- **DATA FOR THIS EXERCISE**:

========

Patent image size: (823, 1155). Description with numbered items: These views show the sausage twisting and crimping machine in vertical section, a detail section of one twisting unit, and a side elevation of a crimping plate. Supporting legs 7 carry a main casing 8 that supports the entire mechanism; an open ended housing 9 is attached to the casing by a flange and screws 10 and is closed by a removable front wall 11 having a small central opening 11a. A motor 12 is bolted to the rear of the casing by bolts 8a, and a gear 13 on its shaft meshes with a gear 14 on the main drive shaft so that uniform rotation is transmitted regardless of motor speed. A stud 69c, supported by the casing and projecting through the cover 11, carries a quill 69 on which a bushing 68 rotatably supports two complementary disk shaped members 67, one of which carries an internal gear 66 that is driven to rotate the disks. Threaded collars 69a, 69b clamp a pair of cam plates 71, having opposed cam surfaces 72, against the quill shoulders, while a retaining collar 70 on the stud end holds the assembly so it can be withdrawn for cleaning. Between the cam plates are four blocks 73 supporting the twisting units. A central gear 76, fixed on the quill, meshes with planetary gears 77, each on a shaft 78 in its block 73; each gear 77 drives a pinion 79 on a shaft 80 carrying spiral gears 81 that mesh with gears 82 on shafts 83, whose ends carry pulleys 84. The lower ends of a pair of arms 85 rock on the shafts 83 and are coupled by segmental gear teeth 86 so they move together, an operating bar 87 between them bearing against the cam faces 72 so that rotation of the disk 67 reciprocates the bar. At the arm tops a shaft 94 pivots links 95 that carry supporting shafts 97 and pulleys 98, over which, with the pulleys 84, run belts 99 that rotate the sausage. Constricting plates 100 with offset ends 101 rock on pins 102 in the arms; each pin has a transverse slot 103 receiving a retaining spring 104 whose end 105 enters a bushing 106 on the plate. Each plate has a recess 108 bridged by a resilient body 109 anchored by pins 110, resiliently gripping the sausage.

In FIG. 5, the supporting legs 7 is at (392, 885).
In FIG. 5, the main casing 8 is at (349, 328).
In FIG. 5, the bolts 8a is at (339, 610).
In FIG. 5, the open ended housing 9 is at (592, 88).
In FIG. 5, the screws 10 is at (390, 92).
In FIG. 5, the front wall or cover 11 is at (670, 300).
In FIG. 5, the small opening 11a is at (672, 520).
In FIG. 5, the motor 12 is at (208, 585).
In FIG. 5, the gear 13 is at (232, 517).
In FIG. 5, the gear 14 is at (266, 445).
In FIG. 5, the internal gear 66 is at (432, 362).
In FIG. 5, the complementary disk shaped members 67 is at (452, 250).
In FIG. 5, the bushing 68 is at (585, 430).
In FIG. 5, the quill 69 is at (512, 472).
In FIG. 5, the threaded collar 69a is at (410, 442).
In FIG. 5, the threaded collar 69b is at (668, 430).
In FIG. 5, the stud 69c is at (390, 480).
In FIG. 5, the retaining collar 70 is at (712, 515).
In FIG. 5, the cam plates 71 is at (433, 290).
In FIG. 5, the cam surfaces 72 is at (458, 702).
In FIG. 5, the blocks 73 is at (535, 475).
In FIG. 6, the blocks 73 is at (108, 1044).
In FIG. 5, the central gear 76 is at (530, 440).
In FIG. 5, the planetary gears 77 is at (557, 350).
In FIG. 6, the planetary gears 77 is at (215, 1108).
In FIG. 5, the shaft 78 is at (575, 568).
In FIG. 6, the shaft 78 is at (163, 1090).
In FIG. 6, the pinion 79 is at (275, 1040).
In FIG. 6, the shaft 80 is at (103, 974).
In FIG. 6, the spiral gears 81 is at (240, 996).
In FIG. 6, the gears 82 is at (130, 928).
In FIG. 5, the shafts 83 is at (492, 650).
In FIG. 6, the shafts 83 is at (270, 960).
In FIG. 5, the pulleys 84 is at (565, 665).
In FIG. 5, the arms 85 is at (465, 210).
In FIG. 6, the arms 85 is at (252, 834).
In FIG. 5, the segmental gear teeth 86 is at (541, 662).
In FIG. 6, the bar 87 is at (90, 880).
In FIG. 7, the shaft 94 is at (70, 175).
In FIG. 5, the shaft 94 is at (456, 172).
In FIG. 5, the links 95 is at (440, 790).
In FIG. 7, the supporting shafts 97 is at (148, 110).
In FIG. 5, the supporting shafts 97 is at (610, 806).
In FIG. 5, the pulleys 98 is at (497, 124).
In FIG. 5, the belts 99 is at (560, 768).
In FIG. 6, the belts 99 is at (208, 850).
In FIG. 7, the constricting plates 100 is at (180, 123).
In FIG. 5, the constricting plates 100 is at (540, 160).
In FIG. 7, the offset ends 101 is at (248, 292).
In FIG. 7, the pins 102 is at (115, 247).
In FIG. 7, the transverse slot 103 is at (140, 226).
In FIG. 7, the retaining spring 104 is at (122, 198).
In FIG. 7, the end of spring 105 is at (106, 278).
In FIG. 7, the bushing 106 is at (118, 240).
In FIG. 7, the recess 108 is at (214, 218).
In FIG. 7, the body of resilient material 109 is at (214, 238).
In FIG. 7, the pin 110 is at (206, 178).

========

- **WORK TO DO**: Update all of the entries above by replacing "crimping plate" with "constricting plate", and keep every other part of the lines unchanged.

- **ANSWER BELOW**:
Patent image size: (823, 1155). Description with numbered items: These views show the sausage twisting and crimping machine in vertical section, a detail section of one twisting unit, and a side elevation of a constricting plate. Supporting legs 7 carry a main casing 8 that supports the entire mechanism; an open ended housing 9 is attached to the casing by a flange and screws 10 and is closed by a removable front wall 11 having a small central opening 11a. A motor 12 is bolted to the rear of the casing by bolts 8a, and a gear 13 on its shaft meshes with a gear 14 on the main drive shaft so that uniform rotation is transmitted regardless of motor speed. A stud 69c, supported by the casing and projecting through the cover 11, carries a quill 69 on which a bushing 68 rotatably supports two complementary disk shaped members 67, one of which carries an internal gear 66 that is driven to rotate the disks. Threaded collars 69a, 69b clamp a pair of cam plates 71, having opposed cam surfaces 72, against the quill shoulders, while a retaining collar 70 on the stud end holds the assembly so it can be withdrawn for cleaning. Between the cam plates are four blocks 73 supporting the twisting units. A central gear 76, fixed on the quill, meshes with planetary gears 77, each on a shaft 78 in its block 73; each gear 77 drives a pinion 79 on a shaft 80 carrying spiral gears 81 that mesh with gears 82 on shafts 83, whose ends carry pulleys 84. The lower ends of a pair of arms 85 rock on the shafts 83 and are coupled by segmental gear teeth 86 so they move together, an operating bar 87 between them bearing against the cam faces 72 so that rotation of the disk 67 reciprocates the bar. At the arm tops a shaft 94 pivots links 95 that carry supporting shafts 97 and pulleys 98, over which, with the pulleys 84, run belts 99 that rotate the sausage. Constricting plates 100 with offset ends 101 rock on pins 102 in the arms; each pin has a transverse slot 103 receiving a retaining spring 104 whose end 105 enters a bushing 106 on the plate. Each plate has a recess 108 bridged by a resilient body 109 anchored by pins 110, resiliently gripping the sausage.

In FIG. 5, the supporting legs 7 is at (392, 885).
In FIG. 5, the main casing 8 is at (349, 328).
In FIG. 5, the bolts 8a is at (339, 610).
In FIG. 5, the open ended housing 9 is at (592, 88).
In FIG. 5, the screws 10 is at (390, 92).
In FIG. 5, the front wall or cover 11 is at (670, 300).
In FIG. 5, the small opening 11a is at (672, 520).
In FIG. 5, the motor 12 is at (208, 585).
In FIG. 5, the gear 13 is at (232, 517).
In FIG. 5, the gear 14 is at (266, 445).
In FIG. 5, the internal gear 66 is at (432, 362).
In FIG. 5, the complementary disk shaped members 67 is at (452, 250).
In FIG. 5, the bushing 68 is at (585, 430).
In FIG. 5, the quill 69 is at (512, 472).
In FIG. 5, the threaded collar 69a is at (410, 442).
In FIG. 5, the threaded collar 69b is at (668, 430).
In FIG. 5, the stud 69c is at (390, 480).
In FIG. 5, the retaining collar 70 is at (712, 515).
In FIG. 5, the cam plates 71 is at (433, 290).
In FIG. 5, the cam surfaces 72 is at (458, 702).
In FIG. 5, the blocks 73 is at (535, 475).
In FIG. 6, the blocks 73 is at (108, 1044).
In FIG. 5, the central gear 76 is at (530, 440).
In FIG. 5, the planetary gears 77 is at (557, 350).
In FIG. 6, the planetary gears 77 is at (215, 1108).
In FIG. 5, the shaft 78 is at (575, 568).
In FIG. 6, the shaft 78 is at (163, 1090).
In FIG. 6, the pinion 79 is at (275, 1040).
In FIG. 6, the shaft 80 is at (103, 974).
In FIG. 6, the spiral gears 81 is at (240, 996).
In FIG. 6, the gears 82 is at (130, 928).
In FIG. 5, the shafts 83 is at (492, 650).
In FIG. 6, the shafts 83 is at (270, 960).
In FIG. 5, the pulleys 84 is at (565, 665).
In FIG. 5, the arms 85 is at (465, 210).
In FIG. 6, the arms 85 is at (252, 834).
In FIG. 5, the segmental gear teeth 86 is at (541, 662).
In FIG. 6, the bar 87 is at (90, 880).
In FIG. 7, the shaft 94 is at (70, 175).
In FIG. 5, the shaft 94 is at (456, 172).
In FIG. 5, the links 95 is at (440, 790).
In FIG. 7, the supporting shafts 97 is at (148, 110).
In FIG. 5, the supporting shafts 97 is at (610, 806).
In FIG. 5, the pulleys 98 is at (497, 124).
In FIG. 5, the belts 99 is at (560, 768).
In FIG. 6, the belts 99 is at (208, 850).
In FIG. 7, the constricting plates 100 is at (180, 123).
In FIG. 5, the constricting plates 100 is at (540, 160).
In FIG. 7, the offset ends 101 is at (248, 292).
In FIG. 7, the pins 102 is at (115, 247).
In FIG. 7, the transverse slot 103 is at (140, 226).
In FIG. 7, the retaining spring 104 is at (122, 198).
In FIG. 7, the end of spring 105 is at (106, 278).
In FIG. 7, the bushing 106 is at (118, 240).
In FIG. 7, the recess 108 is at (214, 218).
In FIG. 7, the body of resilient material 109 is at (214, 238).
In FIG. 7, the pin 110 is at (206, 178).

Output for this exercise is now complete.